▶ **EXERCISE REQUIREMENTS**:
Output every entry exactly as written.

▶ **Records from a data collection**:
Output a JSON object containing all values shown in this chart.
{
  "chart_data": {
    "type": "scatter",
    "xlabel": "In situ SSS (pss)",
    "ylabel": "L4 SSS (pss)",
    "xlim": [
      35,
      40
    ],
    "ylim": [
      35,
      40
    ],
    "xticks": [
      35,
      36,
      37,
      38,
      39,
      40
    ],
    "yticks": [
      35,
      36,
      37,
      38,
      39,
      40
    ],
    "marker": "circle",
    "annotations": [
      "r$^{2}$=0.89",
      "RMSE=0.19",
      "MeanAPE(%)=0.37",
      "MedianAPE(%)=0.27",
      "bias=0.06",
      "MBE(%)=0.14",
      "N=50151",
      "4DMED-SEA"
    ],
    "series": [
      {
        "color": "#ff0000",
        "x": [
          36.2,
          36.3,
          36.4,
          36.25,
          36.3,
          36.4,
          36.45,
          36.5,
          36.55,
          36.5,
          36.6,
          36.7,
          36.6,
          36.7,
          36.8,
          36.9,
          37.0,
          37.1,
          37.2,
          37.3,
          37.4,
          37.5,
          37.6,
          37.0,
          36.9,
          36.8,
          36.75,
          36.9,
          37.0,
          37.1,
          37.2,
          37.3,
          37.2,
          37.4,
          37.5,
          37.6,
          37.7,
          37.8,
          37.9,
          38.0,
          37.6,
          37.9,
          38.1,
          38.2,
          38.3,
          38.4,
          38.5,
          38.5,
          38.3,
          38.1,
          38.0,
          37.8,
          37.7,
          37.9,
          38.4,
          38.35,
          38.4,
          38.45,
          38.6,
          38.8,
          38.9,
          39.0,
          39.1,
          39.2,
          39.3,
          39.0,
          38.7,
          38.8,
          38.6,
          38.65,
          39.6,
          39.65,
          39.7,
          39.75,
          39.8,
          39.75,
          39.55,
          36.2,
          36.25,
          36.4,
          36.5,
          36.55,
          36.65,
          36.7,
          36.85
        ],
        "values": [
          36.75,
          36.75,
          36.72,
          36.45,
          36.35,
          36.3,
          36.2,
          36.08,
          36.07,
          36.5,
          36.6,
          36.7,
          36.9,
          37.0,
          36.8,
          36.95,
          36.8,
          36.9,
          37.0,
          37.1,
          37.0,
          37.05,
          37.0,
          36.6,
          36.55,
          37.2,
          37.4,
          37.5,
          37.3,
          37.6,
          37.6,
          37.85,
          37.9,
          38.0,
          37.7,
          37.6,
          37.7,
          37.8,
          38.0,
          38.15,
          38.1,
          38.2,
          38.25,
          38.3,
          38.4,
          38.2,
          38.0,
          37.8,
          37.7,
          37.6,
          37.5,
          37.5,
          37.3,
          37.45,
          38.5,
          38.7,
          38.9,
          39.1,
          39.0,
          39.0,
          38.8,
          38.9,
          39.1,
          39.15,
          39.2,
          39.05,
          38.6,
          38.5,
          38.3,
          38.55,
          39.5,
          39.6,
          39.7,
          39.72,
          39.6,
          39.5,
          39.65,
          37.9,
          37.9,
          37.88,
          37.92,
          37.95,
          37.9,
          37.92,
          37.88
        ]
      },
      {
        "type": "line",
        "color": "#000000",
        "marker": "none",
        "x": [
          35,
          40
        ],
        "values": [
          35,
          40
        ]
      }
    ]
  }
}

▶ **COMPLETE ANSWER**:
Output a JSON object containing all values shown in this chart.
{
  "chart_data": {
    "type": "scatter",
    "xlabel": "In situ SSS (pss)",
    "ylabel": "L4 SSS (pss)",
    "xlim": [
      35,
      40
    ],
    "ylim": [
      35,
      40
    ],
    "xticks": [
      35,
      36,
      37,
      38,
      39,
      40
    ],
    "yticks": [
      35,
      36,
      37,
      38,
      39,
      40
    ],
    "marker": "circle",
    "annotations": [
      "r$^{2}$=0.89",
      "RMSE=0.19",
      "MeanAPE(%)=0.37",
      "MedianAPE(%)=0.27",
      "bias=0.06",
      "MBE(%)=0.14",
      "N=50151",
      "4DMED-SEA"
    ],
    "series": [
      {
        "color": "#ff0000",
        "x": [
          36.2,
          36.3,
          36.4,
          36.25,
          36.3,
          36.4,
          36.45,
          36.5,
          36.55,
          36.5,
          36.6,
          36.7,
          36.6,
          36.7,
          36.8,
          36.9,
          37.0,
          37.1,
          37.2,
          37.3,
          37.4,
          37.5,
          37.6,
          37.0,
          36.9,
          36.8,
          36.75,
          36.9,
          37.0,
          37.1,
          37.2,
          37.3,
          37.2,
          37.4,
          37.5,
          37.6,
          37.7,
          37.8,
          37.9,
          38.0,
          37.6,
          37.9,
          38.1,
          38.2,
          38.3,
          38.4,
          38.5,
          38.5,
          38.3,
          38.1,
          38.0,
          37.8,
          37.7,
          37.9,
          38.4,
          38.35,
          38.4,
          38.45,
          38.6,
          38.8,
          38.9,
          39.0,
          39.1,
          39.2,
          39.3,
          39.0,
          38.7,
          38.8,
          38.6,
          38.65,
          39.6,
          39.65,
          39.7,
          39.75,
          39.8,
          39.75,
          39.55,
          36.2,
          36.25,
          36.4,
          36.5,
          36.55,
          36.65,
          36.7,
          36.85
        ],
        "values": [
          36.75,
          36.75,
          36.72,
          36.45,
          36.35,
          36.3,
          36.2,
          36.08,
          36.07,
          36.5,
          36.6,
          36.7,
          36.9,
          37.0,
          36.8,
          36.95,
          36.8,
          36.9,
          37.0,
          37.1,
          37.0,
          37.05,
          37.0,
          36.6,
          36.55,
          37.2,
          37.4,
          37.5,
          37.3,
          37.6,
          37.6,
          37.85,
          37.9,
          38.0,
          37.7,
          37.6,
          37.7,
          37.8,
          38.0,
          38.15,
          38.1,
          38.2,
          38.25,
          38.3,
          38.4,
          38.2,
          38.0,
          37.8,
          37.7,
          37.6,
          37.5,
          37.5,
          37.3,
          37.45,
          38.5,
          38.7,
          38.9,
          39.1,
          39.0,
          39.0,
          38.8,
          38.9,
          39.1,
          39.15,
          39.2,
          39.05,
          38.6,
          38.5,
          38.3,
          38.55,
          39.5,
          39.6,
          39.7,
          39.72,
          39.6,
          39.5,
          39.65,
          37.9,
          37.9,
          37.88,
          37.92,
          37.95,
          37.9,
          37.92,
          37.88
        ]
      },
      {
        "type": "line",
        "color": "#000000",
        "marker": "none",
        "x": [
          35,
          40
        ],
        "values": [
          35,
          40
        ]
      }
    ]
  }
}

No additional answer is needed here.